## Problem
Print out the material that follows word for word.

## Task input
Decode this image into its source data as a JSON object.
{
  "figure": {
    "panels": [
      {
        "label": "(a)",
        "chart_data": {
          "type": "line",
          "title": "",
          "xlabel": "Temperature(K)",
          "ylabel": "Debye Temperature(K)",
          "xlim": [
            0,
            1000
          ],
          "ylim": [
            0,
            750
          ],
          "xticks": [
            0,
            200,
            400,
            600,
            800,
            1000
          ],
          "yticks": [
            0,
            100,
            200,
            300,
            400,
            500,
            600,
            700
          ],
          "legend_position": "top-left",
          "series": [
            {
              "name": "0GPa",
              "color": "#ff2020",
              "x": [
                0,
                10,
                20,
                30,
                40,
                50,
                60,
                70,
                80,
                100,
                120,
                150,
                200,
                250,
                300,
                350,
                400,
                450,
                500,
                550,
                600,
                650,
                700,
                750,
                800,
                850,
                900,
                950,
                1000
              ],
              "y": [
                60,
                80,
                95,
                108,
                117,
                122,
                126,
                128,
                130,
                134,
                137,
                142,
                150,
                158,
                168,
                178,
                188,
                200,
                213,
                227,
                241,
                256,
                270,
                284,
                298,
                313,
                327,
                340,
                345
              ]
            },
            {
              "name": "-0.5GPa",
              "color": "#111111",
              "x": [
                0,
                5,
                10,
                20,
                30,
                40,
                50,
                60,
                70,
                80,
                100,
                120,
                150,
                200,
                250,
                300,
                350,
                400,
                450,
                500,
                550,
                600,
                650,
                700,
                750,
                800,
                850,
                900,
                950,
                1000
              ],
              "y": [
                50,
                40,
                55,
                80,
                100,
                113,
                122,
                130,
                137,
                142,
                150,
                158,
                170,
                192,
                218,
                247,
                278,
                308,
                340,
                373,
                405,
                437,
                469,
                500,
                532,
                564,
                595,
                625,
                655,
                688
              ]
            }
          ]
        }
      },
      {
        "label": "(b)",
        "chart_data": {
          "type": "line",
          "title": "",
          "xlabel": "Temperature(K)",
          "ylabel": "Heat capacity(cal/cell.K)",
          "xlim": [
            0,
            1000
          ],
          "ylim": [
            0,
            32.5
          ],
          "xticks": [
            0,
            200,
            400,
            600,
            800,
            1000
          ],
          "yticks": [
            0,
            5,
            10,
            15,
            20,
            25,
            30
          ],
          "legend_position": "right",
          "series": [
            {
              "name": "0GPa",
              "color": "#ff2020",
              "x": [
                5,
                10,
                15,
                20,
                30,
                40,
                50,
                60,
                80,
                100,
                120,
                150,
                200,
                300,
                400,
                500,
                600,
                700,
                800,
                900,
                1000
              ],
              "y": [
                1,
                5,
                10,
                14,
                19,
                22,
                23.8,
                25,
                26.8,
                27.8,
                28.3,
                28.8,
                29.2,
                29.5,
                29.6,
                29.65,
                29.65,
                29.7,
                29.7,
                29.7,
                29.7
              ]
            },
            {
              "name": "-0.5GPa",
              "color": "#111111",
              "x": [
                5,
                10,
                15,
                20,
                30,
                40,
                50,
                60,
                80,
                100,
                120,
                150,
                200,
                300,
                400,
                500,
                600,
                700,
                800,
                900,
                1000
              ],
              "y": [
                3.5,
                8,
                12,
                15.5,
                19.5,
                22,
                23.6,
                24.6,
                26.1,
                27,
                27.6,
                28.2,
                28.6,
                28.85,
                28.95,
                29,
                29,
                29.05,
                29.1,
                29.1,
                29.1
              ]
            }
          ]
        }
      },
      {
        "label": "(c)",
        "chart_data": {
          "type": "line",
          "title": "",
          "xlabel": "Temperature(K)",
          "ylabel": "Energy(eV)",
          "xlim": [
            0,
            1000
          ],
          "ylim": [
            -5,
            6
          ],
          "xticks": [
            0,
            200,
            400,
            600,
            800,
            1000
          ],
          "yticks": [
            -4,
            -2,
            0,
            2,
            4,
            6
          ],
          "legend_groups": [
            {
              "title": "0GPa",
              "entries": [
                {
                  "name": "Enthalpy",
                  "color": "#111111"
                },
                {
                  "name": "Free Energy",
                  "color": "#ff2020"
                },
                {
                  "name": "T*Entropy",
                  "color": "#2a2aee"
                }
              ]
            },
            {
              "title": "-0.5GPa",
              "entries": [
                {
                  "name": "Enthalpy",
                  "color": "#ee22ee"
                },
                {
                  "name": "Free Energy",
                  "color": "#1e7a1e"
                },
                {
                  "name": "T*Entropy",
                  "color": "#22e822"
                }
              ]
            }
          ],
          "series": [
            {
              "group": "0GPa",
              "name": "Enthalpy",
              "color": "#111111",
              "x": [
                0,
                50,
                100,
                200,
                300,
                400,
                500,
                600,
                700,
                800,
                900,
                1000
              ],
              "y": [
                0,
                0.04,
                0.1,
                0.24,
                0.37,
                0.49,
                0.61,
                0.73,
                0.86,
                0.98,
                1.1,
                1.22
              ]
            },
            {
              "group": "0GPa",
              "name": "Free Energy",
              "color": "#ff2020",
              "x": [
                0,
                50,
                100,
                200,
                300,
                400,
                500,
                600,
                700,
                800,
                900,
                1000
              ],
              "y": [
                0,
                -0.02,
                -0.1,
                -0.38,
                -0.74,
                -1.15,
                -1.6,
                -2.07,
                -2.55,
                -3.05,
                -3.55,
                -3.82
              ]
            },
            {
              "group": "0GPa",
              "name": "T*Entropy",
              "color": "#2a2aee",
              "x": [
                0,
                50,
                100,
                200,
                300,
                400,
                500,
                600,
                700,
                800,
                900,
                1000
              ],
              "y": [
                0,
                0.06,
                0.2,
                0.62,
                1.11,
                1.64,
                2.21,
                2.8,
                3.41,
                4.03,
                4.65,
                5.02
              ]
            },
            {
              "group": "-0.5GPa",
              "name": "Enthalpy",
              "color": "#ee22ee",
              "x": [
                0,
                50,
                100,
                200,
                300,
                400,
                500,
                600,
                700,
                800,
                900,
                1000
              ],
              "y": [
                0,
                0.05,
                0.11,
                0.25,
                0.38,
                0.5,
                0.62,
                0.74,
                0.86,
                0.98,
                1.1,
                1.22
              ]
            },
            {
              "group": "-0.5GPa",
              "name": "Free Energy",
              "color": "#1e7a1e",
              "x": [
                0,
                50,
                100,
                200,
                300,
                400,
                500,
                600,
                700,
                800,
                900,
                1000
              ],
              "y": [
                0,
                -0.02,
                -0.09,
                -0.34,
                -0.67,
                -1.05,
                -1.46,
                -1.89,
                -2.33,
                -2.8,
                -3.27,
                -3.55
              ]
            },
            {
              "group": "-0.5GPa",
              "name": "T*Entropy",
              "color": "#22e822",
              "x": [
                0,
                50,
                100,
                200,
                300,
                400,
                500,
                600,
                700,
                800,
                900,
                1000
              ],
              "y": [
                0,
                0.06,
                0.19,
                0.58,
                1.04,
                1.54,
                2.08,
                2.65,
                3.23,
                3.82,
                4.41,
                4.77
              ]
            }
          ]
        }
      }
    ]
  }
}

## Answer to this exercise
Decode this image into its source data as a JSON object.
{
  "figure": {
    "panels": [
      {
        "label": "(a)",
        "chart_data": {
          "type": "line",
          "title": "",
          "xlabel": "Temperature(K)",
          "ylabel": "Debye Temperature(K)",
          "xlim": [
            0,
            1000
          ],
          "ylim": [
            0,
            750
          ],
          "xticks": [
            0,
            200,
            400,
            600,
            800,
            1000
          ],
          "yticks": [
            0,
            100,
            200,
            300,
            400,
            500,
            600,
            700
          ],
          "legend_position": "top-left",
          "series": [
            {
              "name": "0GPa",
              "color": "#ff2020",
              "x": [
                0,
                10,
                20,
                30,
                40,
                50,
                60,
                70,
                80,
                100,
                120,
                150,
                200,
                250,
                300,
                350,
                400,
                450,
                500,
                550,
                600,
                650,
                700,
                750,
                800,
                850,
                900,
                950,
                1000
              ],
              "y": [
                60,
                80,
                95,
                108,
                117,
                122,
                126,
                128,
                130,
                134,
                137,
                142,
                150,
                158,
                168,
                178,
                188,
                200,
                213,
                227,
                241,
                256,
                270,
                284,
                298,
                313,
                327,
                340,
                345
              ]
            },
            {
              "name": "-0.5GPa",
              "color": "#111111",
              "x": [
                0,
                5,
                10,
                20,
                30,
                40,
                50,
                60,
                70,
                80,
                100,
                120,
                150,
                200,
                250,
                300,
                350,
                400,
                450,
                500,
                550,
                600,
                650,
                700,
                750,
                800,
                850,
                900,
                950,
                1000
              ],
              "y": [
                50,
                40,
                55,
                80,
                100,
                113,
                122,
                130,
                137,
                142,
                150,
                158,
                170,
                192,
                218,
                247,
                278,
                308,
                340,
                373,
                405,
                437,
                469,
                500,
                532,
                564,
                595,
                625,
                655,
                688
              ]
            }
          ]
        }
      },
      {
        "label": "(b)",
        "chart_data": {
          "type": "line",
          "title": "",
          "xlabel": "Temperature(K)",
          "ylabel": "Heat capacity(cal/cell.K)",
          "xlim": [
            0,
            1000
          ],
          "ylim": [
            0,
            32.5
          ],
          "xticks": [
            0,
            200,
            400,
            600,
            800,
            1000
          ],
          "yticks": [
            0,
            5,
            10,
            15,
            20,
            25,
            30
          ],
          "legend_position": "right",
          "series": [
            {
              "name": "0GPa",
              "color": "#ff2020",
              "x": [
                5,
                10,
                15,
                20,
                30,
                40,
                50,
                60,
                80,
                100,
                120,
                150,
                200,
                300,
                400,
                500,
                600,
                700,
                800,
                900,
                1000
              ],
              "y": [
                1,
                5,
                10,
                14,
                19,
                22,
                23.8,
                25,
                26.8,
                27.8,
                28.3,
                28.8,
                29.2,
                29.5,
                29.6,
                29.65,
                29.65,
                29.7,
                29.7,
                29.7,
                29.7
              ]
            },
            {
              "name": "-0.5GPa",
              "color": "#111111",
              "x": [
                5,
                10,
                15,
                20,
                30,
                40,
                50,
                60,
                80,
                100,
                120,
                150,
                200,
                300,
                400,
                500,
                600,
                700,
                800,
                900,
                1000
              ],
              "y": [
                3.5,
                8,
                12,
                15.5,
                19.5,
                22,
                23.6,
                24.6,
                26.1,
                27,
                27.6,
                28.2,
                28.6,
                28.85,
                28.95,
                29,
                29,
                29.05,
                29.1,
                29.1,
                29.1
              ]
            }
          ]
        }
      },
      {
        "label": "(c)",
        "chart_data": {
          "type": "line",
          "title": "",
          "xlabel": "Temperature(K)",
          "ylabel": "Energy(eV)",
          "xlim": [
            0,
            1000
          ],
          "ylim": [
            -5,
            6
          ],
          "xticks": [
            0,
            200,
            400,
            600,
            800,
            1000
          ],
          "yticks": [
            -4,
            -2,
            0,
            2,
            4,
            6
          ],
          "legend_groups": [
            {
              "title": "0GPa",
              "entries": [
                {
                  "name": "Enthalpy",
                  "color": "#111111"
                },
                {
                  "name": "Free Energy",
                  "color": "#ff2020"
                },
                {
                  "name": "T*Entropy",
                  "color": "#2a2aee"
                }
              ]
            },
            {
              "title": "-0.5GPa",
              "entries": [
                {
                  "name": "Enthalpy",
                  "color": "#ee22ee"
                },
                {
                  "name": "Free Energy",
                  "color": "#1e7a1e"
                },
                {
                  "name": "T*Entropy",
                  "color": "#22e822"
                }
              ]
            }
          ],
          "series": [
            {
              "group": "0GPa",
              "name": "Enthalpy",
              "color": "#111111",
              "x": [
                0,
                50,
                100,
                200,
                300,
                400,
                500,
                600,
                700,
                800,
                900,
                1000
              ],
              "y": [
                0,
                0.04,
                0.1,
                0.24,
                0.37,
                0.49,
                0.61,
                0.73,
                0.86,
                0.98,
                1.1,
                1.22
              ]
            },
            {
              "group": "0GPa",
              "name": "Free Energy",
              "color": "#ff2020",
              "x": [
                0,
                50,
                100,
                200,
                300,
                400,
                500,
                600,
                700,
                800,
                900,
                1000
              ],
              "y": [
                0,
                -0.02,
                -0.1,
                -0.38,
                -0.74,
                -1.15,
                -1.6,
                -2.07,
                -2.55,
                -3.05,
                -3.55,
                -3.82
              ]
            },
            {
              "group": "0GPa",
              "name": "T*Entropy",
              "color": "#2a2aee",
              "x": [
                0,
                50,
                100,
                200,
                300,
                400,
                500,
                600,
                700,
                800,
                900,
                1000
              ],
              "y": [
                0,
                0.06,
                0.2,
                0.62,
                1.11,
                1.64,
                2.21,
                2.8,
                3.41,
                4.03,
                4.65,
                5.02
              ]
            },
            {
              "group": "-0.5GPa",
              "name": "Enthalpy",
              "color": "#ee22ee",
              "x": [
                0,
                50,
                100,
                200,
                300,
                400,
                500,
                600,
                700,
                800,
                900,
                1000
              ],
              "y": [
                0,
                0.05,
                0.11,
                0.25,
                0.38,
                0.5,
                0.62,
                0.74,
                0.86,
                0.98,
                1.1,
                1.22
              ]
            },
            {
              "group": "-0.5GPa",
              "name": "Free Energy",
              "color": "#1e7a1e",
              "x": [
                0,
                50,
                100,
                200,
                300,
                400,
                500,
                600,
                700,
                800,
                900,
                1000
              ],
              "y": [
                0,
                -0.02,
                -0.09,
                -0.34,
                -0.67,
                -1.05,
                -1.46,
                -1.89,
                -2.33,
                -2.8,
                -3.27,
                -3.55
              ]
            },
            {
              "group": "-0.5GPa",
              "name": "T*Entropy",
              "color": "#22e822",
              "x": [
                0,
                50,
                100,
                200,
                300,
                400,
                500,
                600,
                700,
                800,
                900,
                1000
              ],
              "y": [
                0,
                0.06,
                0.19,
                0.58,
                1.04,
                1.54,
                2.08,
                2.65,
                3.23,
                3.82,
                4.41,
                4.77
              ]
            }
          ]
        }
      }
    ]
  }
}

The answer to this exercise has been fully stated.